● **SET OF TASKS**:
- A) In the securities filing passage, condense the paragraph beginning "With respect to the disclosure made about the" into a short bulleted list that keeps its main facts.
- B) Write the next part of the securities filing passage, picking up after its final sentence.

● **TEXT PROVIDED**:
----

The information set forth in the sections of the Proxy Statement entitled “Management of the Company Following the Business Combination,” “Executive and Director Compensation,” and “Certain Relationships and Related Person Transactions” beginning on page 128, page 143, and page 210 respectively, of the Proxy Statement is incorporated herein by reference. The information set forth in Item 5.02 under the heading “Compensatory Arrangements” of this Current Report is incorporated herein by reference.

 

The foregoing description of the compensation of the Company’s executive officers, including the description in the Proxy Statement referenced above, does not purport to be complete and is qualified in its entirety by the full text of the officer’s employment agreements and retention agreement, copies of which are attached hereto as Exhibit 10.18, Exhibit 10.19, Exhibit 10.20, Exhibit 10.21, Exhibit 10.22, Exhibit 10.23, Exhibit 10.30, and Exhibit 10.31, respectively, and are incorporated herein by reference.

 

Certain Relationships and Related Party Transactions

 

The information set forth in the section of the Proxy Statement entitled “Certain Relationships and Related Person Transactions” beginning on page 210 of the Proxy Statement is incorporated herein by reference.

 

With respect to the disclosure made about the “Agreement with Riverside Management Group” in the section of the Proxy Statement entitled “Certain Relationships and Related Person Transactions,” following the filing of the Proxy Statement, PSAC entered into an omnibus transaction services fee agreement and acknowledgement with the Sponsor, FF, Riverside Management Group, LLC, a Delaware LLC (“Riverside”) and Philip Kassin, Robert Mancini and James Carpenter (each, a “Service Provider” and, collectively, the “Service Providers”), pursuant to which the Service Providers, together with such other service providers who assisted the Service Providers as identified by the Service Providers, replaced Riverside as the recipients of the cash and share compensations described under the heading “Agreement with Riverside Management Group” in the section of the Proxy Statement entitled “Certain Relationships and Related Person Transactions” in a manner as designated in writing by the Service Providers.

----

● **Excerpts from a layout annotation set**:
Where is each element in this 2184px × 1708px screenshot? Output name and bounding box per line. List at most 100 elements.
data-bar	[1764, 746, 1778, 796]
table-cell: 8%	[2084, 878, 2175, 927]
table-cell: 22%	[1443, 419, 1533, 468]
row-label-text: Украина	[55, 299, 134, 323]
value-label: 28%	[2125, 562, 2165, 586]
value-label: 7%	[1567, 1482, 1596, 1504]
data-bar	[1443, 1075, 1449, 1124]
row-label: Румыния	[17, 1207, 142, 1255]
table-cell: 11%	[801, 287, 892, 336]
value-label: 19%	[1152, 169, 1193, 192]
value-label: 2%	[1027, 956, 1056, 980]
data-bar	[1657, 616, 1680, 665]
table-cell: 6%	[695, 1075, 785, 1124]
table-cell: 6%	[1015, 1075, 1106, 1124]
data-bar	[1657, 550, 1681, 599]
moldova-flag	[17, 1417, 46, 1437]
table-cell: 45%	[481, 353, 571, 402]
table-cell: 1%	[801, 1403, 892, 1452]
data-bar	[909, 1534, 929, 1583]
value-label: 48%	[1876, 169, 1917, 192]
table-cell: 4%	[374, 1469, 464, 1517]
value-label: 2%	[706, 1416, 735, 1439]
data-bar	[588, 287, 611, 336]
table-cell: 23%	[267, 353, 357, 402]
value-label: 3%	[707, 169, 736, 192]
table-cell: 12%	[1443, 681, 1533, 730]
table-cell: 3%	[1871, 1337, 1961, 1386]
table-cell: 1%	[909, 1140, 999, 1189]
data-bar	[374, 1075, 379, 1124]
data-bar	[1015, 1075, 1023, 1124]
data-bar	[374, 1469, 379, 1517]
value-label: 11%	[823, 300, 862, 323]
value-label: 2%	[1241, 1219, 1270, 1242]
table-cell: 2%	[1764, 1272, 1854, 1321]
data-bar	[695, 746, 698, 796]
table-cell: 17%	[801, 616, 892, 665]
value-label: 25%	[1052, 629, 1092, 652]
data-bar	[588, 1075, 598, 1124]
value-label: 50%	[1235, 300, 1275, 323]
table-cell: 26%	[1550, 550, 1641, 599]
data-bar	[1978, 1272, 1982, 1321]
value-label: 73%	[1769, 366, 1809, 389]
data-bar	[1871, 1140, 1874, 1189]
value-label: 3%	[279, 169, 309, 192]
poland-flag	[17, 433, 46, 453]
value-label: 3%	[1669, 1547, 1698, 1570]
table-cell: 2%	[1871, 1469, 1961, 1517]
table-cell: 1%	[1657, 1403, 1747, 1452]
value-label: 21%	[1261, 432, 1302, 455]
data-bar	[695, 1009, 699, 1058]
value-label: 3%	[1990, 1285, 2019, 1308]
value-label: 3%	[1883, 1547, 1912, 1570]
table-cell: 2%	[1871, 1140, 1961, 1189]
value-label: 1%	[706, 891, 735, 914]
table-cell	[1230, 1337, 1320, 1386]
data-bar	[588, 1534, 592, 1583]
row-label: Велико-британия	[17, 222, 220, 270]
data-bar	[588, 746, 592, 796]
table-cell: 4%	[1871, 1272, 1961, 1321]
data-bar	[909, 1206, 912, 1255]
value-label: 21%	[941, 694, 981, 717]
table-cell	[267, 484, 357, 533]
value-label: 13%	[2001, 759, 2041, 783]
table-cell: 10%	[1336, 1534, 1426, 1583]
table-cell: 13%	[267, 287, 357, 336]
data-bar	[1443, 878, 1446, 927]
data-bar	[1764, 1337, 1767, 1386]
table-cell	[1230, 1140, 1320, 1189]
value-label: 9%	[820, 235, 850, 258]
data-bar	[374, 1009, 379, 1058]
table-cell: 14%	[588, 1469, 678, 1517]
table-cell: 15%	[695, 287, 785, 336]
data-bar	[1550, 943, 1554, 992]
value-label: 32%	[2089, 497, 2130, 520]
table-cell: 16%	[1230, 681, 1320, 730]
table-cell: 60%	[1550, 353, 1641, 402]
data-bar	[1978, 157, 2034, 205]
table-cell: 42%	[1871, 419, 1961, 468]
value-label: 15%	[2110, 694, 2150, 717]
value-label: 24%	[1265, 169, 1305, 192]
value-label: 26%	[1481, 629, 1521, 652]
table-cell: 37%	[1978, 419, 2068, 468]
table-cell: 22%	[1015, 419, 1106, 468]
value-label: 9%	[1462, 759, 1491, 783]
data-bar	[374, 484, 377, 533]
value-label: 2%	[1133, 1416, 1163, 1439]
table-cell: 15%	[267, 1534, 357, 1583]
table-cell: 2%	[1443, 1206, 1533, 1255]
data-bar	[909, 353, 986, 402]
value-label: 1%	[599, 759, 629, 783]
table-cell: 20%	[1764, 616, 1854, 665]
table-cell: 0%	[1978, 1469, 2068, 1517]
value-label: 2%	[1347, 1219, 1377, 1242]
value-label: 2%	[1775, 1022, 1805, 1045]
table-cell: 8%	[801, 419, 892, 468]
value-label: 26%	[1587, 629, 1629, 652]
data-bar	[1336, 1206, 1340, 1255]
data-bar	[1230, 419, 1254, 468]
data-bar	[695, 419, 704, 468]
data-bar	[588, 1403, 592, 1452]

----

● **TASK-BY-TASK OUTPUTS**:
- A)
- After the Proxy Statement was filed, PSAC entered into an omnibus transaction services fee agreement and acknowledgement.
- The other parties were the Sponsor, FF, Riverside Management Group, LLC (a Delaware LLC, "Riverside"), and Philip Kassin, Robert Mancini and James Carpenter (the "Service Providers").
- Under it, the Service Providers, along with other service providers they identified as having assisted them, replaced Riverside as recipients of the cash and share compensation described under "Agreement with Riverside Management Group" in the Proxy Statement section "Certain Relationships and Related Person Transactions."
- That compensation goes to them in a manner the Service Providers designate in writing.

- B)
 

Principal Accountant Fees and Services

 

The information set forth in the section of the Proxy Statement entitled “Other Information Related to PSAC—Independent Auditors’ Fees” beginning on page 160 of the Proxy Statement is incorporated herein by reference.

 

Legal Proceedings

 

The information set forth in the section of the Proxy Statement entitled “Business of FF—Legal Proceedings and Vendor Trust” beginning on page 181 of the Proxy Statement is incorporated herein by reference.

 

Market Price of and Dividends on the Registrant’s Common Equity and Related Stockholder Matters

 

Prior to the Closing, the Company’s publicly traded Class A common stock, Public Warrants and units were listed on the Nasdaq Capital Market under the symbols “PSAC,” “PSACW” and “PSACU,” respectively. Upon the Closing, the Company’s common stock and Warrants were listed on the Nasdaq under the symbols “FFIE” and “FFIEW,” respectively. The Company’s publicly traded units automatically separated into their component securities upon the Closing, and as a result, no longer trade as a separate security and were delisted from the Nasdaq.

 

As of the Closing Date and following the consummation of the Business Combination, the Company had approximately 324,360,508 shares of Company common stock issued and outstanding held of record by 91 holders.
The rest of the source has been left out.